SOURCE MATERIAL —

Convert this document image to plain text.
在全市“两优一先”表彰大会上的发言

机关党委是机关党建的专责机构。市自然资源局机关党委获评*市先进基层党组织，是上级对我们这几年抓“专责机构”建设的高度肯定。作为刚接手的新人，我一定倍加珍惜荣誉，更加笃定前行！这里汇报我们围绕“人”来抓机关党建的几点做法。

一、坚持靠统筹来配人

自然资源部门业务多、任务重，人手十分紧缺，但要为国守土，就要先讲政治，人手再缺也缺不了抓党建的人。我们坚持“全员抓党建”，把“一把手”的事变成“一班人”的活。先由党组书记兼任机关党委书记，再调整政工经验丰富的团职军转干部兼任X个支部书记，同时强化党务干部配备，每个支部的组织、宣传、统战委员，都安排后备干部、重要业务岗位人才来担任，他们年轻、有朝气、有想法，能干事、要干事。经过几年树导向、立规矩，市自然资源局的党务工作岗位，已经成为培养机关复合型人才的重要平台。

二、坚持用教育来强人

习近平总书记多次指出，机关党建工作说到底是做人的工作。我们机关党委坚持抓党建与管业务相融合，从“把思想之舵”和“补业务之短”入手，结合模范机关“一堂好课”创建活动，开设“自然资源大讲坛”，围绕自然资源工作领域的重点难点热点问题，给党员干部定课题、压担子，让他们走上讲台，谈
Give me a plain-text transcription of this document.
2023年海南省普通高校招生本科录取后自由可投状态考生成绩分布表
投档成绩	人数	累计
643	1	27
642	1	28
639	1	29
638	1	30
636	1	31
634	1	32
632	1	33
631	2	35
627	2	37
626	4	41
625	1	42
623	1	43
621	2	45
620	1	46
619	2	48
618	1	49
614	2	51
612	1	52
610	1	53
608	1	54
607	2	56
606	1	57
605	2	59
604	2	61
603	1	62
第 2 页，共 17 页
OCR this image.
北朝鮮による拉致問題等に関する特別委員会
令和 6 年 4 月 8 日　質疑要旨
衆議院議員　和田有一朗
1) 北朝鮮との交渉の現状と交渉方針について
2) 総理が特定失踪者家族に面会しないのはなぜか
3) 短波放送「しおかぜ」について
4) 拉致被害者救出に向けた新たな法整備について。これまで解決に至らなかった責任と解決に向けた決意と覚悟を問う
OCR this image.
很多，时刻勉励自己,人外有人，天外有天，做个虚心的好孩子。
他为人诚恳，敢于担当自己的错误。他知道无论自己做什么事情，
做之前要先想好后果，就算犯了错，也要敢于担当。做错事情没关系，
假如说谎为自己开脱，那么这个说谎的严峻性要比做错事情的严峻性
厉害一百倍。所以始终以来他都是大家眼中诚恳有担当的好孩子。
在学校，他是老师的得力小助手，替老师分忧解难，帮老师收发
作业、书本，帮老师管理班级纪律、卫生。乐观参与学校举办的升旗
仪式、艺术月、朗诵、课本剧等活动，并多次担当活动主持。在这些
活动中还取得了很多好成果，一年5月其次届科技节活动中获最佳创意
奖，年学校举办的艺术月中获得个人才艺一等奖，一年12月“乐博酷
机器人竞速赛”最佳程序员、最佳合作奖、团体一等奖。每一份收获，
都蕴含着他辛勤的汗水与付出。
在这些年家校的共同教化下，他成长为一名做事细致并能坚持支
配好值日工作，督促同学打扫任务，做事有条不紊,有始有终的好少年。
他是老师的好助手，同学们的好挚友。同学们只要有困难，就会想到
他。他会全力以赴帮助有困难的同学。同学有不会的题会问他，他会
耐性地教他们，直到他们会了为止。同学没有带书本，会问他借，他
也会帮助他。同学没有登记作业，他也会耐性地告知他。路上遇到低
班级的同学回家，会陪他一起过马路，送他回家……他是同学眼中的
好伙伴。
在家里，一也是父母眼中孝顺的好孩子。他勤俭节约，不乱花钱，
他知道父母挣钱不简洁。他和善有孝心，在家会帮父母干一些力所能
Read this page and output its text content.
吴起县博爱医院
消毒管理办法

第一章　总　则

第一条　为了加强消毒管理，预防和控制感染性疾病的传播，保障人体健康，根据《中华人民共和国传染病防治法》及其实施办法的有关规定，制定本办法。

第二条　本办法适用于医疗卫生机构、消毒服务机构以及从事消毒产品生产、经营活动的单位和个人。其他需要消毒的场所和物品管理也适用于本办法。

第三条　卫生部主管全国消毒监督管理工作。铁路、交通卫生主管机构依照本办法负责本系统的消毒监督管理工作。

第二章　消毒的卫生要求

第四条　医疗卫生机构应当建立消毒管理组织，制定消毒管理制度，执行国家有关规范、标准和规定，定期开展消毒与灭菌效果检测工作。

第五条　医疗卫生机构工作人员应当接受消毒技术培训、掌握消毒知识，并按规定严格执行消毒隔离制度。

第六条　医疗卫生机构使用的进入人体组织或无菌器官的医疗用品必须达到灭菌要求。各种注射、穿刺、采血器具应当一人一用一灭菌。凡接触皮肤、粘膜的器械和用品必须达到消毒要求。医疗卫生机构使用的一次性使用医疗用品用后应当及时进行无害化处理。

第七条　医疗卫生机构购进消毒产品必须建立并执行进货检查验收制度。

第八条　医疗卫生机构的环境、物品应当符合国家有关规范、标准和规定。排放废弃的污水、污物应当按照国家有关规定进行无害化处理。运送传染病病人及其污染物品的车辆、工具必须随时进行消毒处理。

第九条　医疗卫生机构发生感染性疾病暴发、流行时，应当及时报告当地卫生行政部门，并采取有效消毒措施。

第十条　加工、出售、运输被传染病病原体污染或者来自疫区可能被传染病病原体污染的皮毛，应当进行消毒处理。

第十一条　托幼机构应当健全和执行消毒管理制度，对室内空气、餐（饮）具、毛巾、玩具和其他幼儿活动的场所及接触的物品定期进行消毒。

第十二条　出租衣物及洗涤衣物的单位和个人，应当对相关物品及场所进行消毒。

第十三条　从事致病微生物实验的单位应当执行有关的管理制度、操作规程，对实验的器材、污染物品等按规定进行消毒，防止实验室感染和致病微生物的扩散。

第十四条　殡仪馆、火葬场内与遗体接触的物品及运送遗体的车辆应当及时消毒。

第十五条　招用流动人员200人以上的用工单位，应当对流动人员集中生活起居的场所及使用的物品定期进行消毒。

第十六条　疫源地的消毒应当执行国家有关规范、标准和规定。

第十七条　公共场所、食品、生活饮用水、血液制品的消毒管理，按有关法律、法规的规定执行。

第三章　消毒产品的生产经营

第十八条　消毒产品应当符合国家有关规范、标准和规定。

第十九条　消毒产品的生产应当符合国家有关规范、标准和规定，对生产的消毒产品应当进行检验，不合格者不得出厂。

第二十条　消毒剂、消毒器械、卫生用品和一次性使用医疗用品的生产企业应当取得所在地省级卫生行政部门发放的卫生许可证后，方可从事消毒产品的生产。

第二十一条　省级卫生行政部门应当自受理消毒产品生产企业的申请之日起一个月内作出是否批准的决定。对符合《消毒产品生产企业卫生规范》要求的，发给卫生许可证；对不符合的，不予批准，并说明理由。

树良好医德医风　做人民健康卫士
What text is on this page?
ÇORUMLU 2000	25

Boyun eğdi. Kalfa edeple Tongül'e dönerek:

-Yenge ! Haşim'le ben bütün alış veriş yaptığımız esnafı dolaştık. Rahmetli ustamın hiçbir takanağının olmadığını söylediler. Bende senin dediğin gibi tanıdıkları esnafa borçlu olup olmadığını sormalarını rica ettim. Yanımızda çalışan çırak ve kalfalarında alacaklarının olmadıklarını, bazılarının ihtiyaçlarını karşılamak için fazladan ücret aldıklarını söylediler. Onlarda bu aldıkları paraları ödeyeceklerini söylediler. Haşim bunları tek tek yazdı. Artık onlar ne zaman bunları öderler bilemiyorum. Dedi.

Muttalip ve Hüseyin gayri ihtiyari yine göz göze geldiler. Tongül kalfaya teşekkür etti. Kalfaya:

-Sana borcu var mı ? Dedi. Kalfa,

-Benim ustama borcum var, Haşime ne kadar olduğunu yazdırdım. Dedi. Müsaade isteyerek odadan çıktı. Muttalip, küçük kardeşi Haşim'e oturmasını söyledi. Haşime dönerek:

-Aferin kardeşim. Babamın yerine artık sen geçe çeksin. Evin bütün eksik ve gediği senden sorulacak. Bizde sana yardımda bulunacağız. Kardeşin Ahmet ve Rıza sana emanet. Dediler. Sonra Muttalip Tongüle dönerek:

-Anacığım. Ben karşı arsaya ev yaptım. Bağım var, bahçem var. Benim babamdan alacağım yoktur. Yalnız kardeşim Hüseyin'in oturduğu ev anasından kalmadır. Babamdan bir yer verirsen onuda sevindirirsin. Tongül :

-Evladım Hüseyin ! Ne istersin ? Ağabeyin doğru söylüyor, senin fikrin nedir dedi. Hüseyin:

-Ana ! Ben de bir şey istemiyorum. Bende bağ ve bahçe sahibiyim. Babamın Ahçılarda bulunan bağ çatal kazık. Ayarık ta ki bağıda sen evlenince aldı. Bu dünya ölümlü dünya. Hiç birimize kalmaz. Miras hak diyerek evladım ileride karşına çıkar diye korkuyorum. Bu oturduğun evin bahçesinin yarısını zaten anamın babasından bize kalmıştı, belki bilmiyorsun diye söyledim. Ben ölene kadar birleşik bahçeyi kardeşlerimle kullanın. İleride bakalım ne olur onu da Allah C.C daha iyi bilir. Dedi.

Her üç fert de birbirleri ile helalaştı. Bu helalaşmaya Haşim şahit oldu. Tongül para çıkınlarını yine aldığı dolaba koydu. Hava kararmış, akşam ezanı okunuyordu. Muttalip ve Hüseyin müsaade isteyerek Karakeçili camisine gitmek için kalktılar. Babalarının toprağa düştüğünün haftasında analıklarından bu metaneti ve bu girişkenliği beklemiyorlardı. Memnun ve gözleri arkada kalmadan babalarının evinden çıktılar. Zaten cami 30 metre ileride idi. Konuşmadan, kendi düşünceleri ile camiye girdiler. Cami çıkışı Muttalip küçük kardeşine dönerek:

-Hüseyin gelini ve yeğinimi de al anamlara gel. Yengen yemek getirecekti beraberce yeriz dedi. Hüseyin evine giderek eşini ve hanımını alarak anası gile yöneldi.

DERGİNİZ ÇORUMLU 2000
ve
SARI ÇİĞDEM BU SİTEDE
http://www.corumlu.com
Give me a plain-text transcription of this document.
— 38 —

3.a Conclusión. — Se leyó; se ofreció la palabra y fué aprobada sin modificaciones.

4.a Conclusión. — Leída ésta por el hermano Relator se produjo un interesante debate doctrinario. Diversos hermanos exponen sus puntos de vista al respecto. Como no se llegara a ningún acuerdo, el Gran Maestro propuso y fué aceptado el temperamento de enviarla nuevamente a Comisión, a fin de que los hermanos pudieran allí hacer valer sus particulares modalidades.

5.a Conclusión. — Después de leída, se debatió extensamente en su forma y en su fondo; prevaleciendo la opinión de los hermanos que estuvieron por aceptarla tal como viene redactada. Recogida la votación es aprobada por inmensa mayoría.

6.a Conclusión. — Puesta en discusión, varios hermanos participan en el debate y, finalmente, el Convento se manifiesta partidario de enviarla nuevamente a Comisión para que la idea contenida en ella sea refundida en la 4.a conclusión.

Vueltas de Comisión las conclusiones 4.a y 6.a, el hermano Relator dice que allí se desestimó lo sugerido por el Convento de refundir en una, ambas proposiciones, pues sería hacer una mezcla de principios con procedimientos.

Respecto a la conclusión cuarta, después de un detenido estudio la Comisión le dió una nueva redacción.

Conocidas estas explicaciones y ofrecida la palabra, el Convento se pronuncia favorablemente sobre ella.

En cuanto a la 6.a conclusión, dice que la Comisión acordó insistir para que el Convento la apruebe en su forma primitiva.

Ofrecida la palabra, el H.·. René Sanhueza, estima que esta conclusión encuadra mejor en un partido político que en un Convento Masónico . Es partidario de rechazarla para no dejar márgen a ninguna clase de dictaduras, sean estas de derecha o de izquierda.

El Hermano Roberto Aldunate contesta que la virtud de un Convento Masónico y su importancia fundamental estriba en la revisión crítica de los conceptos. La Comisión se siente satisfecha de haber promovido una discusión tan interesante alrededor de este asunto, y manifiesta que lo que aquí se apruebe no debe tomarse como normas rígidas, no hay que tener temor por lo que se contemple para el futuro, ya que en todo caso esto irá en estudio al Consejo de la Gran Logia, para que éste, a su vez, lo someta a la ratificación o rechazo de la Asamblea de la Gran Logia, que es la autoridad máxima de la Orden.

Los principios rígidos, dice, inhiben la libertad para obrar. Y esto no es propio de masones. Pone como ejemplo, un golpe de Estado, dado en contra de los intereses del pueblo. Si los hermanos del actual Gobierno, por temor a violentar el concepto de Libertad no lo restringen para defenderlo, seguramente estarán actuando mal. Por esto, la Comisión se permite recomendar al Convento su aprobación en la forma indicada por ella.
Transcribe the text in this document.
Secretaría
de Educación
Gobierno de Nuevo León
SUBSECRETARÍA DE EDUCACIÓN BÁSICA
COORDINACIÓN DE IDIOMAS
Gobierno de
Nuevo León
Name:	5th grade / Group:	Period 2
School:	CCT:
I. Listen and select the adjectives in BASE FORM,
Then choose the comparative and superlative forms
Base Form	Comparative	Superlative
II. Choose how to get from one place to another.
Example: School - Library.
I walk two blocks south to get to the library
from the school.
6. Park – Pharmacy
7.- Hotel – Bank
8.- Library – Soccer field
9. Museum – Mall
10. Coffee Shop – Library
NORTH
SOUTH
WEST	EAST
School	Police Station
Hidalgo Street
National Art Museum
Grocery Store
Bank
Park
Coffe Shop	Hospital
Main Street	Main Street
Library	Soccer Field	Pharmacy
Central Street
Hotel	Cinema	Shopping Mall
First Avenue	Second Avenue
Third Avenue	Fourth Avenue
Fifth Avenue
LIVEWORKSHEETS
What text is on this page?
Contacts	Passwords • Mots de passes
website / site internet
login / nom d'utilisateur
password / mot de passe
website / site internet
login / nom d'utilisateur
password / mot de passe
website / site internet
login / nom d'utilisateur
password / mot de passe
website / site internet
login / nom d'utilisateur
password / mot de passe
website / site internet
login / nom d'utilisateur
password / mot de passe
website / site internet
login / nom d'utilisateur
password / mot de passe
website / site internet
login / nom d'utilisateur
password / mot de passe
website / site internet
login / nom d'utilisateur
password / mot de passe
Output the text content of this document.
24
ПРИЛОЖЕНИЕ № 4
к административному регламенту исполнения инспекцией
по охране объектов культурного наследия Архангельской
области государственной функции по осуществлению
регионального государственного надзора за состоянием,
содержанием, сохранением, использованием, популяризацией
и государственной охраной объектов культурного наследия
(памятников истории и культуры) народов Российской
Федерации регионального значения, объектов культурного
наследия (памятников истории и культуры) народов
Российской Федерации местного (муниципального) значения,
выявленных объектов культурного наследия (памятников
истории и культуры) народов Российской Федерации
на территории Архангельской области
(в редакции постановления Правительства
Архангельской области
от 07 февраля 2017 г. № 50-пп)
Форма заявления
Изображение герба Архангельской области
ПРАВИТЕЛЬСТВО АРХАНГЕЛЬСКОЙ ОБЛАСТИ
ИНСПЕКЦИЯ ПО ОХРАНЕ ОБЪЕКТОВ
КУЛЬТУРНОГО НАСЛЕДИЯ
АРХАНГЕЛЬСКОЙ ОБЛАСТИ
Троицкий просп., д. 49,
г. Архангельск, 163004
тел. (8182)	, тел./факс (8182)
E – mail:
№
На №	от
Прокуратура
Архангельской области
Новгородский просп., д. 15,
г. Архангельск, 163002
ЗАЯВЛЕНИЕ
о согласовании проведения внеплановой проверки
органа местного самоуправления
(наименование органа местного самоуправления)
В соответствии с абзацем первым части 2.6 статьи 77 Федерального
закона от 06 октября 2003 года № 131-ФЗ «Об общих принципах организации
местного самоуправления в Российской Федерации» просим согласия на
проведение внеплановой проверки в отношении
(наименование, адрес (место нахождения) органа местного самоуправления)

DIRECTIONS — Copy, from the material above, each line in which the string "hermanos" occurs.

RESULT OF THE TASK —
4.a Conclusión. — Leída ésta por el hermano Relator se produjo un interesante debate doctrinario. Diversos hermanos exponen sus puntos de vista al respecto. Como no se llegara a ningún acuerdo, el Gran Maestro propuso y fué aceptado el temperamento de enviarla nuevamente a Comisión, a fin de que los hermanos pudieran allí hacer valer sus particulares modalidades.
5.a Conclusión. — Después de leída, se debatió extensamente en su forma y en su fondo; prevaleciendo la opinión de los hermanos que estuvieron por aceptarla tal como viene redactada. Recogida la votación es aprobada por inmensa mayoría.
6.a Conclusión. — Puesta en discusión, varios hermanos participan en el debate y, finalmente, el Convento se manifiesta partidario de enviarla nuevamente a Comisión para que la idea contenida en ella sea refundida en la 4.a conclusión.
Los principios rígidos, dice, inhiben la libertad para obrar. Y esto no es propio de masones. Pone como ejemplo, un golpe de Estado, dado en contra de los intereses del pueblo. Si los hermanos del actual Gobierno, por temor a violentar el concepto de Libertad no lo restringen para defenderlo, seguramente estarán actuando mal. Por esto, la Comisión se permite recomendar al Convento su aprobación en la forma indicada por ella.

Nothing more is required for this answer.